* [Required task]: How many lines in the records below contain the word "color"? Answer with the number alone.

[Stored records]

==*==

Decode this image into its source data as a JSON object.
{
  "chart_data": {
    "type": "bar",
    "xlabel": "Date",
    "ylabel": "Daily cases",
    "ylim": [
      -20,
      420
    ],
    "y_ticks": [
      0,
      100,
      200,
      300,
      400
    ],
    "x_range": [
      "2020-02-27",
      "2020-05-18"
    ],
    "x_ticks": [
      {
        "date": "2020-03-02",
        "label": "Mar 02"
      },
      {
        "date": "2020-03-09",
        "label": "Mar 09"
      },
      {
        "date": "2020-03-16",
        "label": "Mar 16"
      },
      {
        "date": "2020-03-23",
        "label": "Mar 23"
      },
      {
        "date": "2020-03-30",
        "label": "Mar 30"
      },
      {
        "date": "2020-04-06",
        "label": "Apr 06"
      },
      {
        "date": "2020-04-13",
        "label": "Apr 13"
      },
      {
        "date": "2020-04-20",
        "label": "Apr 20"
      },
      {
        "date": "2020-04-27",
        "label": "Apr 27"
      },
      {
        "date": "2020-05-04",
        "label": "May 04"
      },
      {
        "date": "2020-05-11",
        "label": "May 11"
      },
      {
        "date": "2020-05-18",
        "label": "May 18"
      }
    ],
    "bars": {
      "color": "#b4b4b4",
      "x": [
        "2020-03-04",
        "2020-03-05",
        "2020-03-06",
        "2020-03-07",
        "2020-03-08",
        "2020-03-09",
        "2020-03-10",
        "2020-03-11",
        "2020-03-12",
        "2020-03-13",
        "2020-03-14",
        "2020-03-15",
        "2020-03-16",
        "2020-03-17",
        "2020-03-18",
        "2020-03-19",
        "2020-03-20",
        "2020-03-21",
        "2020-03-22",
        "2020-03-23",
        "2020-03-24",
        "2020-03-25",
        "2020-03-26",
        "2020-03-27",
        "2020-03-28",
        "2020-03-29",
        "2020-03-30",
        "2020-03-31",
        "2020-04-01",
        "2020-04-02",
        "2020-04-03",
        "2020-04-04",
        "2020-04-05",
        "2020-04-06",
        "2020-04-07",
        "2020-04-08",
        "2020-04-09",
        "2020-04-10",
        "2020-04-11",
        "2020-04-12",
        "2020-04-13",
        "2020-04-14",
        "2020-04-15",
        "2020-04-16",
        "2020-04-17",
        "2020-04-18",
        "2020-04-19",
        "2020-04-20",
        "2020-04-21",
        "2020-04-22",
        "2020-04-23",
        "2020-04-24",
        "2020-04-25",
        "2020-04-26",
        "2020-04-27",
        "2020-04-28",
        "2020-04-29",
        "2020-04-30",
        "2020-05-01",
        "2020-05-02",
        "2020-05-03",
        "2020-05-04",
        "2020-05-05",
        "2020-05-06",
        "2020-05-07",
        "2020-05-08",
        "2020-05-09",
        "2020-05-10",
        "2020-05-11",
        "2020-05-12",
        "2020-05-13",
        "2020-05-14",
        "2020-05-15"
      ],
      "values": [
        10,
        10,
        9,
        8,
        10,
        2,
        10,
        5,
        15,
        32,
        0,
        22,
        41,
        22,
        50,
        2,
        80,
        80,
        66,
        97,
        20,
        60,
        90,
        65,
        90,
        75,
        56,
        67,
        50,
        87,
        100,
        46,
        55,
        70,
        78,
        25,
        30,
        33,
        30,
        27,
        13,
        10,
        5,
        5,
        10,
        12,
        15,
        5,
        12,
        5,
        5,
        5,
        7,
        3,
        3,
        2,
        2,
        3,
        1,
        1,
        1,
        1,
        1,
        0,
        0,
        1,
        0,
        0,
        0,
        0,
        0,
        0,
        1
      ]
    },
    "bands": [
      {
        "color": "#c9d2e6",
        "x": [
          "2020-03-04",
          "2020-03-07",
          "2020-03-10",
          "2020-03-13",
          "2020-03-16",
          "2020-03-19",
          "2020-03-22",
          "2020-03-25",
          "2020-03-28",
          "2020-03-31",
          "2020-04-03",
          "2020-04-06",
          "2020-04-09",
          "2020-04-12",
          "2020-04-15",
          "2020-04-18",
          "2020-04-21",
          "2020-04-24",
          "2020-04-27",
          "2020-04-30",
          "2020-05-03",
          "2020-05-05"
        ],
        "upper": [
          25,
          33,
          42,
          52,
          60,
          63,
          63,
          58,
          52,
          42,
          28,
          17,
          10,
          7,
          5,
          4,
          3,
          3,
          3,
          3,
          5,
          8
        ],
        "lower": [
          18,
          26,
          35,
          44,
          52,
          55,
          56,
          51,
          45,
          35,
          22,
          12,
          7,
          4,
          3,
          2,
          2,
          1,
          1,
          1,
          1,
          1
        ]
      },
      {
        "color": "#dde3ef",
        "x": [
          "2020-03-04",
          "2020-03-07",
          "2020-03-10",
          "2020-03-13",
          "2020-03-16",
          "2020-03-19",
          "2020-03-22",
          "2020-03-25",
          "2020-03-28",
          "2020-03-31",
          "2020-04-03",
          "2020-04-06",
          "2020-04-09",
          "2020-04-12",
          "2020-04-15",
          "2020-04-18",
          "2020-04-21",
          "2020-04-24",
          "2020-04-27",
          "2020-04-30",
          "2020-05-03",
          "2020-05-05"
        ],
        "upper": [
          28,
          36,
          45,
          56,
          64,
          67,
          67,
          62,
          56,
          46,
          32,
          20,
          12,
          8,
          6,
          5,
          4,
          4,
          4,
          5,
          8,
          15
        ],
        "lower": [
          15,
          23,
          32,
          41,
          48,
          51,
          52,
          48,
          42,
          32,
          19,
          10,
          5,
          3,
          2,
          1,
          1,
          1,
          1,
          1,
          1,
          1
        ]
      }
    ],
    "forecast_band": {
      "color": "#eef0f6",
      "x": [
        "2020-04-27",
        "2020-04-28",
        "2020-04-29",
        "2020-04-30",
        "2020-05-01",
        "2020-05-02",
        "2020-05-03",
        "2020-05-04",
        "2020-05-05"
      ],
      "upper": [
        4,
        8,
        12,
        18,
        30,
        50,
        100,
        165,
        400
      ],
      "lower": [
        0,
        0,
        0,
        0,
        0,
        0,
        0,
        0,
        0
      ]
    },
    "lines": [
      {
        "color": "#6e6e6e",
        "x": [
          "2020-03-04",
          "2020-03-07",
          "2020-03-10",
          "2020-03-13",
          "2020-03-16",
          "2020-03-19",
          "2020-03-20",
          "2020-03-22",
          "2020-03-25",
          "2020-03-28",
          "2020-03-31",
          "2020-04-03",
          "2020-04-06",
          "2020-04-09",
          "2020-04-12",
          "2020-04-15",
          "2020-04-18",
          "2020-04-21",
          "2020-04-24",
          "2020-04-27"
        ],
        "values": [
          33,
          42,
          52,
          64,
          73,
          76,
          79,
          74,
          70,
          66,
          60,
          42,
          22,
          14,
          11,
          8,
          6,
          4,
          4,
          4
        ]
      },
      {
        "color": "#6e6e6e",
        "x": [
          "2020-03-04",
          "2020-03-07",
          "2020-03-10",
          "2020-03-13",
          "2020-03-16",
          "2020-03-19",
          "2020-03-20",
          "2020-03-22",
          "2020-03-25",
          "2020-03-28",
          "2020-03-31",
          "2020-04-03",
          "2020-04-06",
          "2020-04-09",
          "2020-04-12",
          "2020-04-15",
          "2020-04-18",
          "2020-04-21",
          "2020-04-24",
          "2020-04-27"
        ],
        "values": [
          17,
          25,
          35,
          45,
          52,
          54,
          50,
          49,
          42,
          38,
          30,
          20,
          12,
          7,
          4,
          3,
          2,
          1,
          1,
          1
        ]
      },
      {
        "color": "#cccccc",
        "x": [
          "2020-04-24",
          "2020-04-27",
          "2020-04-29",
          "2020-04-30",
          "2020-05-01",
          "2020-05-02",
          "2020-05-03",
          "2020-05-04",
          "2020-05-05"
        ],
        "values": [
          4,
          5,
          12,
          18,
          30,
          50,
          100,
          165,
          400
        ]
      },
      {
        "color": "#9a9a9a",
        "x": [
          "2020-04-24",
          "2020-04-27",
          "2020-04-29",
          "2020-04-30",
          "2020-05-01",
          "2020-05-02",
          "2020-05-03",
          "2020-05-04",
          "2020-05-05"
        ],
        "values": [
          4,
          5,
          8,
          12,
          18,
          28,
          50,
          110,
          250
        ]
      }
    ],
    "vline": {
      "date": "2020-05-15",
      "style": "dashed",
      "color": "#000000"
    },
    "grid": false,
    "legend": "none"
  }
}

==*==

* [Solution]: 9